What follows are records. Restate all of them word for word.

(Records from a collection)
>> Start

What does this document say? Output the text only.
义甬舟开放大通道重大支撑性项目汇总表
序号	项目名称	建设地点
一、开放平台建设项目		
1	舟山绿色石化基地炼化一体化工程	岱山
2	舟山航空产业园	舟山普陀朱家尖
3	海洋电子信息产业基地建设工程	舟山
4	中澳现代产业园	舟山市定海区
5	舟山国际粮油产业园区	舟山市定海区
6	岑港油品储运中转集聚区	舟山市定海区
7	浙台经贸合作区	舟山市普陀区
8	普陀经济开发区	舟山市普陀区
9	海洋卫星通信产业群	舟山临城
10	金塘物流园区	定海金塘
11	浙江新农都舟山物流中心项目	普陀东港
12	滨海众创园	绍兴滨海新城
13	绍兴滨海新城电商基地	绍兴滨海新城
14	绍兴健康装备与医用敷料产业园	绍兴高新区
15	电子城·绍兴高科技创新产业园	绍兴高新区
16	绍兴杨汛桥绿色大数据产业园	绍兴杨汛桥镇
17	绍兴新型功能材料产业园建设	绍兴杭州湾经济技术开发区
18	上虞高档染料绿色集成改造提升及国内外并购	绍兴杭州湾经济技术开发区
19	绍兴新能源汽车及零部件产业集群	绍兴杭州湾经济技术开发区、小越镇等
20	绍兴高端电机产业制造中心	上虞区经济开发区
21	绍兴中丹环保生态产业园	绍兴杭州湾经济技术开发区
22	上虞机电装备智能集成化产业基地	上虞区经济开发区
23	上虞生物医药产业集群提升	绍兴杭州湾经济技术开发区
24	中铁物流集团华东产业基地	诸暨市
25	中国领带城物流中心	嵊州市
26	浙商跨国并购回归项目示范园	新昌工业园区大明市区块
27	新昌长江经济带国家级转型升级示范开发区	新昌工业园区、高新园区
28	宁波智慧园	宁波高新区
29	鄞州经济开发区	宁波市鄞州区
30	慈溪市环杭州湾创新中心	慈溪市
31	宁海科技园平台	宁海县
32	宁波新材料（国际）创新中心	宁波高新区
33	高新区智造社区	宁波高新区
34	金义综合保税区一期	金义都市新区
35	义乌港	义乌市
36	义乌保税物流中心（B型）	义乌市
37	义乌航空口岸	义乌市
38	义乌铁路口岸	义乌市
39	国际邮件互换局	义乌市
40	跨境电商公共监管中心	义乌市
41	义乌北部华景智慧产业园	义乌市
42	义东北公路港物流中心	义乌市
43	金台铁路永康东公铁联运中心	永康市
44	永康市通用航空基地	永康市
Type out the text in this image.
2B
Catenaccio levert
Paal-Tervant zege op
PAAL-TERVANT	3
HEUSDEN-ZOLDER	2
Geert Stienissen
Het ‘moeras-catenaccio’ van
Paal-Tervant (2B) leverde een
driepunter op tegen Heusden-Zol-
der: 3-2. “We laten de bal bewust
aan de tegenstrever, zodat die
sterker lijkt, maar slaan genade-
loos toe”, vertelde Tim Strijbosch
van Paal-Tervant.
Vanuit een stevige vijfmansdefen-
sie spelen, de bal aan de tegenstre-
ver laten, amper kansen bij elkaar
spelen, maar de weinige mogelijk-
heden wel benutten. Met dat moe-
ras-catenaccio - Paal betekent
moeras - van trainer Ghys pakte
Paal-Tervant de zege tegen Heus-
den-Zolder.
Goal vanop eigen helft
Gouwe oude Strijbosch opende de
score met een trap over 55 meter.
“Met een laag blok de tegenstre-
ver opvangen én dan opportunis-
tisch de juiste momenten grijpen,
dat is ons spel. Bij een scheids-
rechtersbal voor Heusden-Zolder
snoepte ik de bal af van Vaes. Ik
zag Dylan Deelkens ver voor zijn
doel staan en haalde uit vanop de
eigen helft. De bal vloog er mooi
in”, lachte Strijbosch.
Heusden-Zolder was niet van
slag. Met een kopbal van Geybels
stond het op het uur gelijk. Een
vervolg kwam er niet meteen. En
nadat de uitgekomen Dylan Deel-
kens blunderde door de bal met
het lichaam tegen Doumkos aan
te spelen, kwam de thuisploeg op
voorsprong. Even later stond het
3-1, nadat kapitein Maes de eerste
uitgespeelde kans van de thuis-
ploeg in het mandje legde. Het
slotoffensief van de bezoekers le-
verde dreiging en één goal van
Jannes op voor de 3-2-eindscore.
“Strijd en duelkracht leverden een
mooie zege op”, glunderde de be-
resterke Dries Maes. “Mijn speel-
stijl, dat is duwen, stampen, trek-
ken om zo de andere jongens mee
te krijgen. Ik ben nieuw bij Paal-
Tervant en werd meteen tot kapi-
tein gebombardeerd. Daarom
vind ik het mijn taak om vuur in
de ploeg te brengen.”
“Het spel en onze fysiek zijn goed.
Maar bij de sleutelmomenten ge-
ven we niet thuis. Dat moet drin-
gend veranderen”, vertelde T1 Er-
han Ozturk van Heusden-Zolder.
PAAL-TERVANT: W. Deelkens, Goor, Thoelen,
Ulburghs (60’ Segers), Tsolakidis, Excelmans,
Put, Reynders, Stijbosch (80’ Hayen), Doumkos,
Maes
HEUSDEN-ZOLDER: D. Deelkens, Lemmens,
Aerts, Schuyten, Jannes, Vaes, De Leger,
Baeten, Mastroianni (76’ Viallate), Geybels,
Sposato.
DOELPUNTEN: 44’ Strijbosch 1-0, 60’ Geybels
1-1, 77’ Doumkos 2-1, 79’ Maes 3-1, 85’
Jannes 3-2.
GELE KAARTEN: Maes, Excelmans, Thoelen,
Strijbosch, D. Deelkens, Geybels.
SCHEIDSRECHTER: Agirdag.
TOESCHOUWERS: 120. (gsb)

>> End

SOLUTION TO THE EXERCISE:
What does this document say? Output the text only.
义甬舟开放大通道重大支撑性项目汇总表
序号	项目名称	建设地点
一、开放平台建设项目		
1	舟山绿色石化基地炼化一体化工程	岱山
2	舟山航空产业园	舟山普陀朱家尖
3	海洋电子信息产业基地建设工程	舟山
4	中澳现代产业园	舟山市定海区
5	舟山国际粮油产业园区	舟山市定海区
6	岑港油品储运中转集聚区	舟山市定海区
7	浙台经贸合作区	舟山市普陀区
8	普陀经济开发区	舟山市普陀区
9	海洋卫星通信产业群	舟山临城
10	金塘物流园区	定海金塘
11	浙江新农都舟山物流中心项目	普陀东港
12	滨海众创园	绍兴滨海新城
13	绍兴滨海新城电商基地	绍兴滨海新城
14	绍兴健康装备与医用敷料产业园	绍兴高新区
15	电子城·绍兴高科技创新产业园	绍兴高新区
16	绍兴杨汛桥绿色大数据产业园	绍兴杨汛桥镇
17	绍兴新型功能材料产业园建设	绍兴杭州湾经济技术开发区
18	上虞高档染料绿色集成改造提升及国内外并购	绍兴杭州湾经济技术开发区
19	绍兴新能源汽车及零部件产业集群	绍兴杭州湾经济技术开发区、小越镇等
20	绍兴高端电机产业制造中心	上虞区经济开发区
21	绍兴中丹环保生态产业园	绍兴杭州湾经济技术开发区
22	上虞机电装备智能集成化产业基地	上虞区经济开发区
23	上虞生物医药产业集群提升	绍兴杭州湾经济技术开发区
24	中铁物流集团华东产业基地	诸暨市
25	中国领带城物流中心	嵊州市
26	浙商跨国并购回归项目示范园	新昌工业园区大明市区块
27	新昌长江经济带国家级转型升级示范开发区	新昌工业园区、高新园区
28	宁波智慧园	宁波高新区
29	鄞州经济开发区	宁波市鄞州区
30	慈溪市环杭州湾创新中心	慈溪市
31	宁海科技园平台	宁海县
32	宁波新材料（国际）创新中心	宁波高新区
33	高新区智造社区	宁波高新区
34	金义综合保税区一期	金义都市新区
35	义乌港	义乌市
36	义乌保税物流中心（B型）	义乌市
37	义乌航空口岸	义乌市
38	义乌铁路口岸	义乌市
39	国际邮件互换局	义乌市
40	跨境电商公共监管中心	义乌市
41	义乌北部华景智慧产业园	义乌市
42	义东北公路港物流中心	义乌市
43	金台铁路永康东公铁联运中心	永康市
44	永康市通用航空基地	永康市
Type out the text in this image.
2B
Catenaccio levert
Paal-Tervant zege op
PAAL-TERVANT	3
HEUSDEN-ZOLDER	2
Geert Stienissen
Het ‘moeras-catenaccio’ van
Paal-Tervant (2B) leverde een
driepunter op tegen Heusden-Zol-
der: 3-2. “We laten de bal bewust
aan de tegenstrever, zodat die
sterker lijkt, maar slaan genade-
loos toe”, vertelde Tim Strijbosch
van Paal-Tervant.
Vanuit een stevige vijfmansdefen-
sie spelen, de bal aan de tegenstre-
ver laten, amper kansen bij elkaar
spelen, maar de weinige mogelijk-
heden wel benutten. Met dat moe-
ras-catenaccio - Paal betekent
moeras - van trainer Ghys pakte
Paal-Tervant de zege tegen Heus-
den-Zolder.
Goal vanop eigen helft
Gouwe oude Strijbosch opende de
score met een trap over 55 meter.
“Met een laag blok de tegenstre-
ver opvangen én dan opportunis-
tisch de juiste momenten grijpen,
dat is ons spel. Bij een scheids-
rechtersbal voor Heusden-Zolder
snoepte ik de bal af van Vaes. Ik
zag Dylan Deelkens ver voor zijn
doel staan en haalde uit vanop de
eigen helft. De bal vloog er mooi
in”, lachte Strijbosch.
Heusden-Zolder was niet van
slag. Met een kopbal van Geybels
stond het op het uur gelijk. Een
vervolg kwam er niet meteen. En
nadat de uitgekomen Dylan Deel-
kens blunderde door de bal met
het lichaam tegen Doumkos aan
te spelen, kwam de thuisploeg op
voorsprong. Even later stond het
3-1, nadat kapitein Maes de eerste
uitgespeelde kans van de thuis-
ploeg in het mandje legde. Het
slotoffensief van de bezoekers le-
verde dreiging en één goal van
Jannes op voor de 3-2-eindscore.
“Strijd en duelkracht leverden een
mooie zege op”, glunderde de be-
resterke Dries Maes. “Mijn speel-
stijl, dat is duwen, stampen, trek-
ken om zo de andere jongens mee
te krijgen. Ik ben nieuw bij Paal-
Tervant en werd meteen tot kapi-
tein gebombardeerd. Daarom
vind ik het mijn taak om vuur in
de ploeg te brengen.”
“Het spel en onze fysiek zijn goed.
Maar bij de sleutelmomenten ge-
ven we niet thuis. Dat moet drin-
gend veranderen”, vertelde T1 Er-
han Ozturk van Heusden-Zolder.
PAAL-TERVANT: W. Deelkens, Goor, Thoelen,
Ulburghs (60’ Segers), Tsolakidis, Excelmans,
Put, Reynders, Stijbosch (80’ Hayen), Doumkos,
Maes
HEUSDEN-ZOLDER: D. Deelkens, Lemmens,
Aerts, Schuyten, Jannes, Vaes, De Leger,
Baeten, Mastroianni (76’ Viallate), Geybels,
Sposato.
DOELPUNTEN: 44’ Strijbosch 1-0, 60’ Geybels
1-1, 77’ Doumkos 2-1, 79’ Maes 3-1, 85’
Jannes 3-2.
GELE KAARTEN: Maes, Excelmans, Thoelen,
Strijbosch, D. Deelkens, Geybels.
SCHEIDSRECHTER: Agirdag.
TOESCHOUWERS: 120. (gsb)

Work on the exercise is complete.